Your instructions
Find the string "Computer" and gather every line that holds it.

(Stored data)
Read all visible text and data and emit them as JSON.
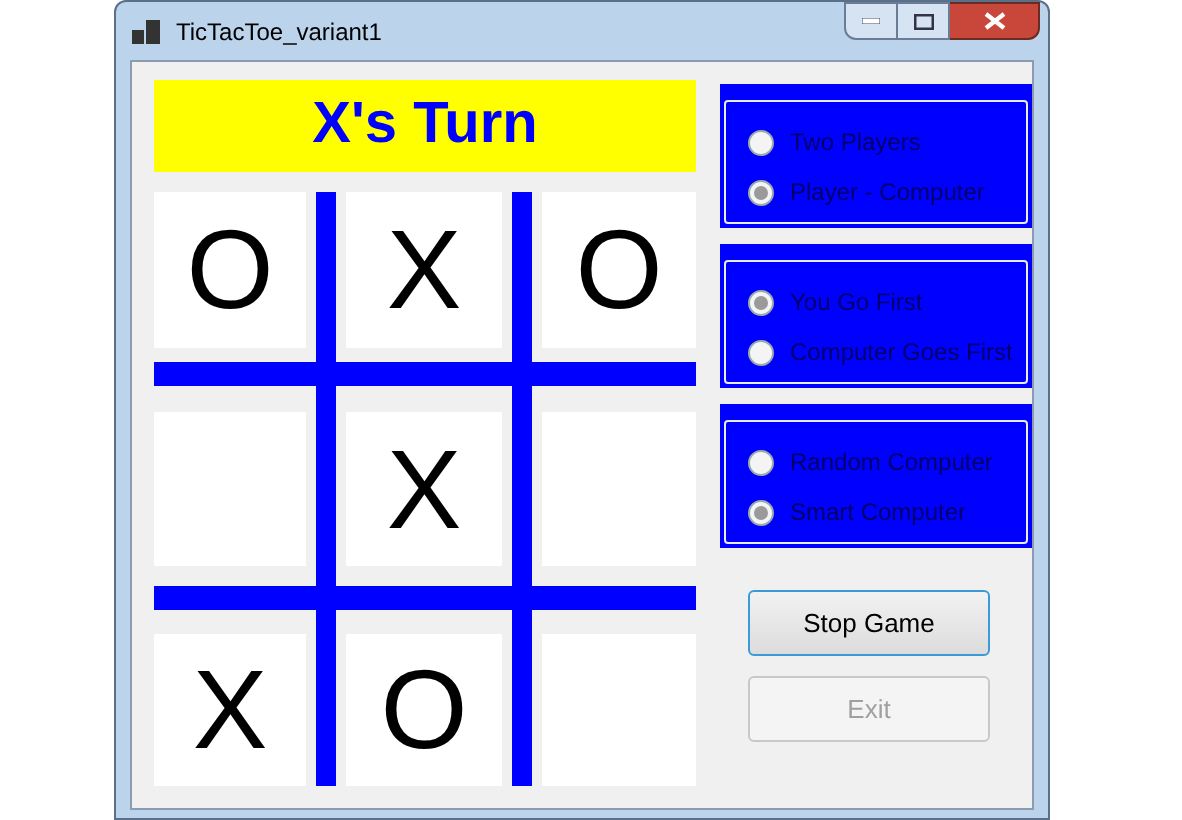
{
  "window": {
    "title": "TicTacToe_variant1"
  },
  "turn_label": "X's Turn",
  "board": [
    {
      "kind": "mark",
      "mark": "O"
    },
    {
      "kind": "mark",
      "mark": "X"
    },
    {
      "kind": "mark",
      "mark": "O"
    },
    {
      "kind": "blank"
    },
    {
      "kind": "mark",
      "mark": "X"
    },
    {
      "kind": "blank"
    },
    {
      "kind": "mark",
      "mark": "X"
    },
    {
      "kind": "mark",
      "mark": "O"
    },
    {
      "kind": "blank"
    }
  ],
  "option_groups": [
    {
      "options": [
        {
          "label": "Two Players",
          "selected": false
        },
        {
          "label": "Player - Computer",
          "selected": true
        }
      ]
    },
    {
      "options": [
        {
          "label": "You Go First",
          "selected": true
        },
        {
          "label": "Computer Goes First",
          "selected": false
        }
      ]
    },
    {
      "options": [
        {
          "label": "Random Computer",
          "selected": false
        },
        {
          "label": "Smart Computer",
          "selected": true
        }
      ]
    }
  ],
  "buttons": [
    {
      "label": "Stop Game",
      "disabled": false,
      "focused": true
    },
    {
      "label": "Exit",
      "disabled": true,
      "focused": false
    }
  ]
}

Result of the exercise
          "label": "Player - Computer",
          "label": "Computer Goes First",
          "label": "Random Computer",
          "label": "Smart Computer",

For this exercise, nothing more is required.